**GIVEN REQUEST:** The listing below should be printed exactly, every line of it. Skip the pictures.

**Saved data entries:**
^^^^^^^^^^^^^^^^

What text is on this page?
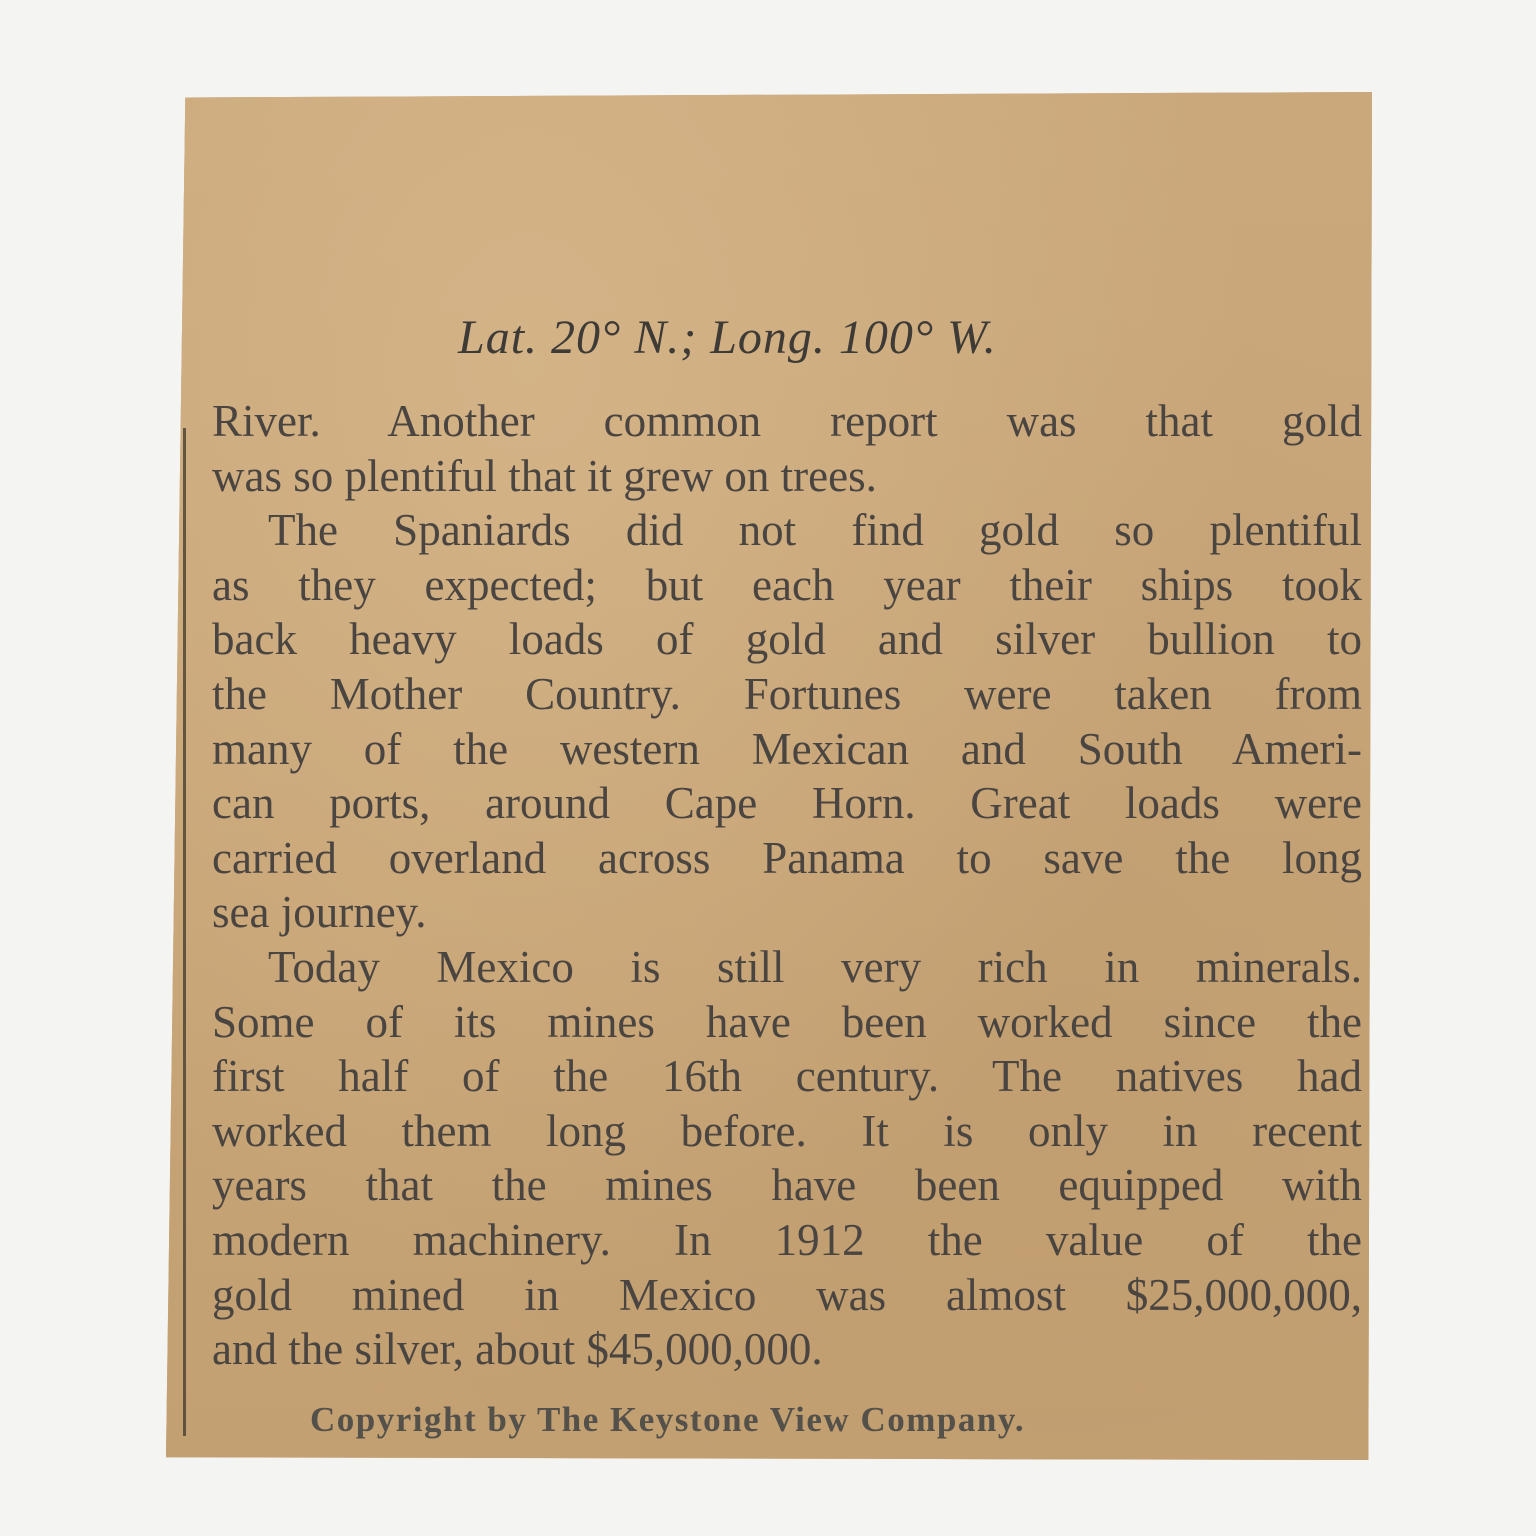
Lat. 20° N.; Long. 100° W.
River. Another common report was that gold
was so plentiful that it grew on trees.
The Spaniards did not find gold so plentiful
as they expected; but each year their ships took
back heavy loads of gold and silver bullion to
the Mother Country. Fortunes were taken from
many of the western Mexican and South Ameri-
can ports, around Cape Horn. Great loads were
carried overland across Panama to save the long
sea journey.
Today Mexico is still very rich in minerals.
Some of its mines have been worked since the
first half of the 16th century. The natives had
worked them long before. It is only in recent
years that the mines have been equipped with
modern machinery. In 1912 the value of the
gold mined in Mexico was almost $25,000,000,
and the silver, about $45,000,000.
Copyright by The Keystone View Company.
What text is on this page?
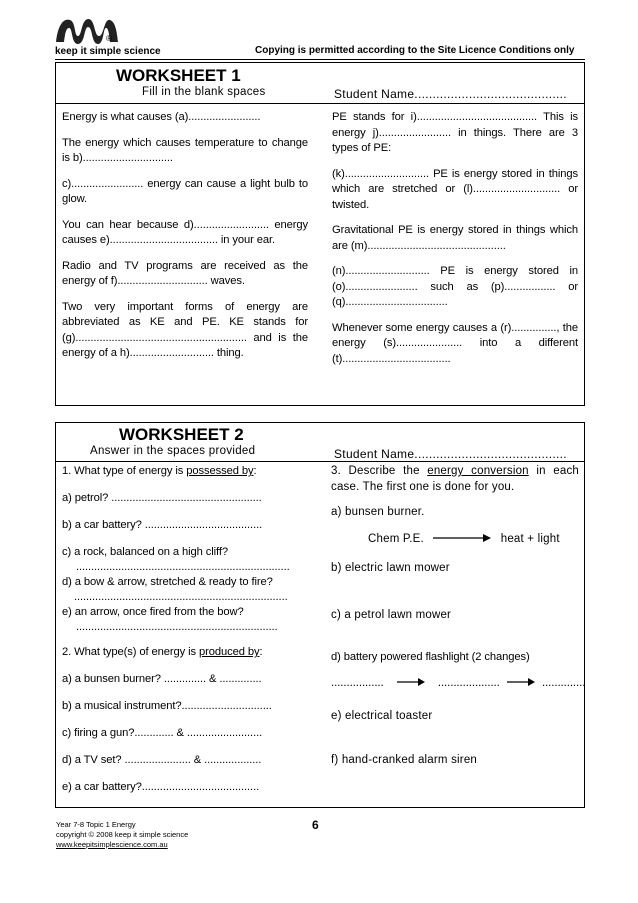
®
keep it simple science	Copying is permitted according to the Site Licence Conditions only
WORKSHEET 1
Fill in the blank spaces	Student Name..........................................

Energy is what causes (a)........................

The energy which causes temperature to change is b)..............................

c)........................ energy can cause a light bulb to glow.

You can hear because d)......................... energy causes e).................................... in your ear.

Radio and TV programs are received as the energy of f).............................. waves.

Two very important forms of energy are abbreviated as KE and PE. KE stands for (g)......................................................... and is the energy of a h)............................ thing.

PE stands for i)........................................ This is energy j)........................ in things. There are 3 types of PE:

(k)............................ PE is energy stored in things which are stretched or (l)............................. or twisted.

Gravitational PE is energy stored in things which are (m)..............................................

(n)............................ PE is energy stored in (o)........................ such as (p)................. or (q)..................................

Whenever some energy causes a (r)..............., the energy (s)...................... into a different (t)....................................

WORKSHEET 2
Answer in the spaces provided	Student Name..........................................
1. What type of energy is possessed by:
a) petrol? ..................................................
b) a car battery? .......................................
c) a rock, balanced on a high cliff?
.......................................................................
d) a bow & arrow, stretched & ready to fire?
.......................................................................
e) an arrow, once fired from the bow?
...................................................................
2. What type(s) of energy is produced by:
a) a bunsen burner? .............. & ..............
b) a musical instrument?..............................
c) firing a gun?............. & .........................
d) a TV set? ...................... & ...................
e) a car battery?.......................................
3. Describe the energy conversion in each case. The first one is done for you.
a) bunsen burner.
Chem P.E.	heat + light
b) electric lawn mower
c) a petrol lawn mower
d) battery powered flashlight (2 changes)
.................	....................	..............
e) electrical toaster
f) hand-cranked alarm siren
Year 7-8 Topic 1 Energy
copyright © 2008 keep it simple science
www.keepitsimplescience.com.au
6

^^^^^^^^^^^^^^^^

**WORKED SOLUTION:**
What text is on this page?
Lat. 20° N.; Long. 100° W.
River. Another common report was that gold
was so plentiful that it grew on trees.
The Spaniards did not find gold so plentiful
as they expected; but each year their ships took
back heavy loads of gold and silver bullion to
the Mother Country. Fortunes were taken from
many of the western Mexican and South Ameri-
can ports, around Cape Horn. Great loads were
carried overland across Panama to save the long
sea journey.
Today Mexico is still very rich in minerals.
Some of its mines have been worked since the
first half of the 16th century. The natives had
worked them long before. It is only in recent
years that the mines have been equipped with
modern machinery. In 1912 the value of the
gold mined in Mexico was almost $25,000,000,
and the silver, about $45,000,000.
Copyright by The Keystone View Company.
What text is on this page?
®
keep it simple science	Copying is permitted according to the Site Licence Conditions only
WORKSHEET 1
Fill in the blank spaces	Student Name..........................................

Energy is what causes (a)........................

The energy which causes temperature to change is b)..............................

c)........................ energy can cause a light bulb to glow.

You can hear because d)......................... energy causes e).................................... in your ear.

Radio and TV programs are received as the energy of f).............................. waves.

Two very important forms of energy are abbreviated as KE and PE. KE stands for (g)......................................................... and is the energy of a h)............................ thing.

PE stands for i)........................................ This is energy j)........................ in things. There are 3 types of PE:

(k)............................ PE is energy stored in things which are stretched or (l)............................. or twisted.

Gravitational PE is energy stored in things which are (m)..............................................

(n)............................ PE is energy stored in (o)........................ such as (p)................. or (q)..................................

Whenever some energy causes a (r)..............., the energy (s)...................... into a different (t)....................................

WORKSHEET 2
Answer in the spaces provided	Student Name..........................................
1. What type of energy is possessed by:
a) petrol? ..................................................
b) a car battery? .......................................
c) a rock, balanced on a high cliff?
.......................................................................
d) a bow & arrow, stretched & ready to fire?
.......................................................................
e) an arrow, once fired from the bow?
...................................................................
2. What type(s) of energy is produced by:
a) a bunsen burner? .............. & ..............
b) a musical instrument?..............................
c) firing a gun?............. & .........................
d) a TV set? ...................... & ...................
e) a car battery?.......................................
3. Describe the energy conversion in each case. The first one is done for you.
a) bunsen burner.
Chem P.E.	heat + light
b) electric lawn mower
c) a petrol lawn mower
d) battery powered flashlight (2 changes)
.................	....................	..............
e) electrical toaster
f) hand-cranked alarm siren
Year 7-8 Topic 1 Energy
copyright © 2008 keep it simple science
www.keepitsimplescience.com.au
6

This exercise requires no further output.